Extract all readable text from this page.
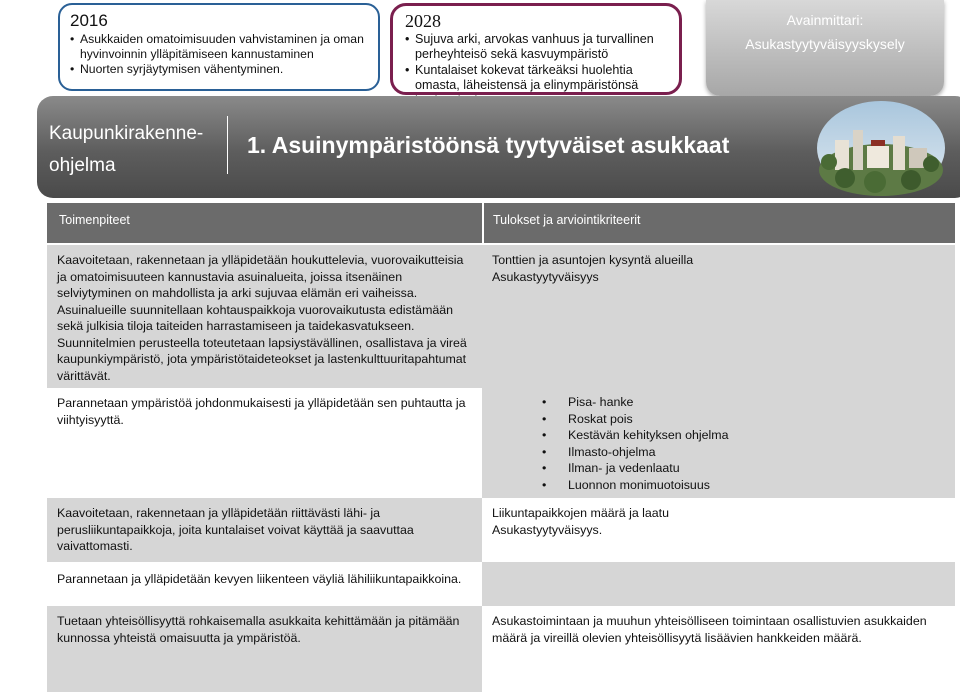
2016
• Asukkaiden omatoimisuuden vahvistaminen ja oman hyvinvoinnin ylläpitämiseen kannustaminen
• Nuorten syrjäytymisen vähentyminen.
2028
• Sujuva arki, arvokas vanhuus ja turvallinen perheyhteisö sekä kasvuympäristö
• Kuntalaiset kokevat tärkeäksi huolehtia omasta, läheistensä ja elinympäristönsä
Avainmittari:
Asukastyytyväisyyskysely
Kaupunkirakenne-
ohjelma
1. Asuinympäristöönsä tyytyväiset asukkaat
Toimenpiteet	Tulokset ja arviointikriteerit

Kaavoitetaan, rakennetaan ja ylläpidetään houkuttelevia, vuorovaikutteisia ja omatoimisuuteen kannustavia asuinalueita, joissa itsenäinen selviytyminen on mahdollista ja arki sujuvaa elämän eri vaiheissa. Asuinalueille suunnitellaan kohtauspaikkoja vuorovaikutusta edistämään sekä julkisia tiloja taiteiden harrastamiseen ja taidekasvatukseen. Suunnitelmien perusteella toteutetaan lapsiystävällinen, osallistava ja vireä kaupunkiympäristö, jota ympäristötaideteokset ja lastenkulttuuritapahtumat värittävät.

Tonttien ja asuntojen kysyntä alueilla

Asukastyytyväisyys

Parannetaan ympäristöä johdonmukaisesti ja ylläpidetään sen puhtautta ja viihtyisyyttä.

• Pisa- hanke
• Roskat pois
• Kestävän kehityksen ohjelma
• Ilmasto-ohjelma
• Ilman- ja vedenlaatu
• Luonnon monimuotoisuus

Kaavoitetaan, rakennetaan ja ylläpidetään riittävästi lähi- ja perusliikuntapaikkoja, joita kuntalaiset voivat käyttää ja saavuttaa vaivattomasti.

Liikuntapaikkojen määrä ja laatu

Asukastyytyväisyys.

Parannetaan ja ylläpidetään kevyen liikenteen väyliä lähiliikuntapaikkoina.

Tuetaan yhteisöllisyyttä rohkaisemalla asukkaita kehittämään ja pitämään kunnossa yhteistä omaisuutta ja ympäristöä.

Asukastoimintaan ja muuhun yhteisölliseen toimintaan osallistuvien asukkaiden määrä ja vireillä olevien yhteisöllisyytä lisäävien hankkeiden määrä.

+++

*WHAT TO WORK ON:* Set the listing down in full and exactly. Pictures within it should not appear in the copy.

*CORRECT RESULT:*
Extract all readable text from this page.
2016
• Asukkaiden omatoimisuuden vahvistaminen ja oman hyvinvoinnin ylläpitämiseen kannustaminen
• Nuorten syrjäytymisen vähentyminen.
2028
• Sujuva arki, arvokas vanhuus ja turvallinen perheyhteisö sekä kasvuympäristö
• Kuntalaiset kokevat tärkeäksi huolehtia omasta, läheistensä ja elinympäristönsä
Avainmittari:
Asukastyytyväisyyskysely
Kaupunkirakenne-
ohjelma
1. Asuinympäristöönsä tyytyväiset asukkaat
Toimenpiteet	Tulokset ja arviointikriteerit

Kaavoitetaan, rakennetaan ja ylläpidetään houkuttelevia, vuorovaikutteisia ja omatoimisuuteen kannustavia asuinalueita, joissa itsenäinen selviytyminen on mahdollista ja arki sujuvaa elämän eri vaiheissa. Asuinalueille suunnitellaan kohtauspaikkoja vuorovaikutusta edistämään sekä julkisia tiloja taiteiden harrastamiseen ja taidekasvatukseen. Suunnitelmien perusteella toteutetaan lapsiystävällinen, osallistava ja vireä kaupunkiympäristö, jota ympäristötaideteokset ja lastenkulttuuritapahtumat värittävät.

Tonttien ja asuntojen kysyntä alueilla

Asukastyytyväisyys

Parannetaan ympäristöä johdonmukaisesti ja ylläpidetään sen puhtautta ja viihtyisyyttä.

• Pisa- hanke
• Roskat pois
• Kestävän kehityksen ohjelma
• Ilmasto-ohjelma
• Ilman- ja vedenlaatu
• Luonnon monimuotoisuus

Kaavoitetaan, rakennetaan ja ylläpidetään riittävästi lähi- ja perusliikuntapaikkoja, joita kuntalaiset voivat käyttää ja saavuttaa vaivattomasti.

Liikuntapaikkojen määrä ja laatu

Asukastyytyväisyys.

Parannetaan ja ylläpidetään kevyen liikenteen väyliä lähiliikuntapaikkoina.

Tuetaan yhteisöllisyyttä rohkaisemalla asukkaita kehittämään ja pitämään kunnossa yhteistä omaisuutta ja ympäristöä.

Asukastoimintaan ja muuhun yhteisölliseen toimintaan osallistuvien asukkaiden määrä ja vireillä olevien yhteisöllisyytä lisäävien hankkeiden määrä.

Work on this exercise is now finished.